Gather up the lines that contain "múka".

(Stored data)
▼▼▼
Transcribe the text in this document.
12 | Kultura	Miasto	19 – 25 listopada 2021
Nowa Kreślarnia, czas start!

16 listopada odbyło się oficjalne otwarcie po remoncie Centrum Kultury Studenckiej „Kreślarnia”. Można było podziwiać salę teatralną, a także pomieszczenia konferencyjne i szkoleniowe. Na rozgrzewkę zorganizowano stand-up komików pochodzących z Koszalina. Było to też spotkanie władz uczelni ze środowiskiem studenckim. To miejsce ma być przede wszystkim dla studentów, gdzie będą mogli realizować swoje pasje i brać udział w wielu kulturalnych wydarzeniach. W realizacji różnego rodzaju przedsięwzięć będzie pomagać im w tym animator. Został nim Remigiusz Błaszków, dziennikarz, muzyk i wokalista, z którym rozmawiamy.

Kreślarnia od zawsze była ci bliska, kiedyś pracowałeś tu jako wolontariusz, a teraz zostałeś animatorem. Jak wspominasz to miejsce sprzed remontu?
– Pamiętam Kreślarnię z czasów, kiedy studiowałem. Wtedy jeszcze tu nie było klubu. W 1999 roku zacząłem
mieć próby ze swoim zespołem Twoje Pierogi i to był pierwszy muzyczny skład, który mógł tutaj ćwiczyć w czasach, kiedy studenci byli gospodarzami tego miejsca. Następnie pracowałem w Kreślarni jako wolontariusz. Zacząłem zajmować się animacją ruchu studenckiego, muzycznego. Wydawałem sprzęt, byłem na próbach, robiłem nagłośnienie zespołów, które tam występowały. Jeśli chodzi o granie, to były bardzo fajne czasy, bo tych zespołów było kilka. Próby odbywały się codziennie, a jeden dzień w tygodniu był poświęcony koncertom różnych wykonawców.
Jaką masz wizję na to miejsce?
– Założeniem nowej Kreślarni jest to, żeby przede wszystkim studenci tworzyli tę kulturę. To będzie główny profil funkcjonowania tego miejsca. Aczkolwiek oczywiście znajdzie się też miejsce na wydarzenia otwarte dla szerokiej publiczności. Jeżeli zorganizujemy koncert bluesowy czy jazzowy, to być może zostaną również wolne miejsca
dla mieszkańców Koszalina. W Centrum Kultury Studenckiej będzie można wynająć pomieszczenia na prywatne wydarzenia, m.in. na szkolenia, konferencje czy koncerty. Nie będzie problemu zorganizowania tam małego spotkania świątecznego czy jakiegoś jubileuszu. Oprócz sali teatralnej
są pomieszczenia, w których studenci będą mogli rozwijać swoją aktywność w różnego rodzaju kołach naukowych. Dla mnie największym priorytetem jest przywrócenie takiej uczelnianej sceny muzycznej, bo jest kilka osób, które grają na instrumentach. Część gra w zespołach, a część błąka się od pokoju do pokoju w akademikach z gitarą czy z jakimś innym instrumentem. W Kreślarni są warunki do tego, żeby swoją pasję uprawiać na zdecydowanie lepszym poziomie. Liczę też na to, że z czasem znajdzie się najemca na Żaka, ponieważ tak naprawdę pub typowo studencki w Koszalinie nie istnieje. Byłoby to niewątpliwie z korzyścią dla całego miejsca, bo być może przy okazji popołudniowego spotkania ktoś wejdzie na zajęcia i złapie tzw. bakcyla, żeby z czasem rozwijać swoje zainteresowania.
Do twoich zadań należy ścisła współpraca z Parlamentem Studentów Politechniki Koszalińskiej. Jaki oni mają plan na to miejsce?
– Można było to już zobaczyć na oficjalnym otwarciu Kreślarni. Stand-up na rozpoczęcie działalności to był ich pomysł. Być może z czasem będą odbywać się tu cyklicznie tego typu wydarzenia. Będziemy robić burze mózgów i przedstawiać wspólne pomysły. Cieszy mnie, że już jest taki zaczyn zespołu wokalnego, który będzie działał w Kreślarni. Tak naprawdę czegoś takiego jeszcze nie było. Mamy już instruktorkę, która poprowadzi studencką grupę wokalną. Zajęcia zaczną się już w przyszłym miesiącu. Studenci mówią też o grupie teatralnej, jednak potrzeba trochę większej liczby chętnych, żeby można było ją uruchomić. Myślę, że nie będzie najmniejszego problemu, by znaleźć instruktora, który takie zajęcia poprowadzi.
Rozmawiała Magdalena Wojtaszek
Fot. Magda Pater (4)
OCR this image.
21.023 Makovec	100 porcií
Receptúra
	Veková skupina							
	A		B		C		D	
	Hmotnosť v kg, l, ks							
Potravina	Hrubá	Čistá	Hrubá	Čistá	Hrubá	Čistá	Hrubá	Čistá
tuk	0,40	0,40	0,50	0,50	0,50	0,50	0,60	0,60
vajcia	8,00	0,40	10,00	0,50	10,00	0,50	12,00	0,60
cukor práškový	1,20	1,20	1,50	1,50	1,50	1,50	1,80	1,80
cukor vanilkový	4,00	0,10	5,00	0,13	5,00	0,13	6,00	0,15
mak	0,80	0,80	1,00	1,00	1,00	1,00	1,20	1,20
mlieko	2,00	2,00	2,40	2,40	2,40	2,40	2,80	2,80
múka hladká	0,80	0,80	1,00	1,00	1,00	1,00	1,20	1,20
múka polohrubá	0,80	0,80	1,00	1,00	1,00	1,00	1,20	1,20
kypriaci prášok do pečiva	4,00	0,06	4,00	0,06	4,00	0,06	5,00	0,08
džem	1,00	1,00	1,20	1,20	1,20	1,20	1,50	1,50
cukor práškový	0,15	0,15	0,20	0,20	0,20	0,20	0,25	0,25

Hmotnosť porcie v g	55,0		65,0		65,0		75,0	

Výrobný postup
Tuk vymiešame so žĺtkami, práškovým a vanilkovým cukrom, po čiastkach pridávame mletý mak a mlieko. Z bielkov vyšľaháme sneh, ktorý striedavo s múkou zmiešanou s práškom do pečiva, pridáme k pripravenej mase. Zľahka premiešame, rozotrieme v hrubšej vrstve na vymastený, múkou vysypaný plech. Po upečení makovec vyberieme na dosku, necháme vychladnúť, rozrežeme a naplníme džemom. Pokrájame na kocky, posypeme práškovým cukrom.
▲▲▲
**RESPONSE TO THIS EXERCISE:**
múka hladká	0,80	0,80	1,00	1,00	1,00	1,00	1,20	1,20
múka polohrubá	0,80	0,80	1,00	1,00	1,00	1,00	1,20	1,20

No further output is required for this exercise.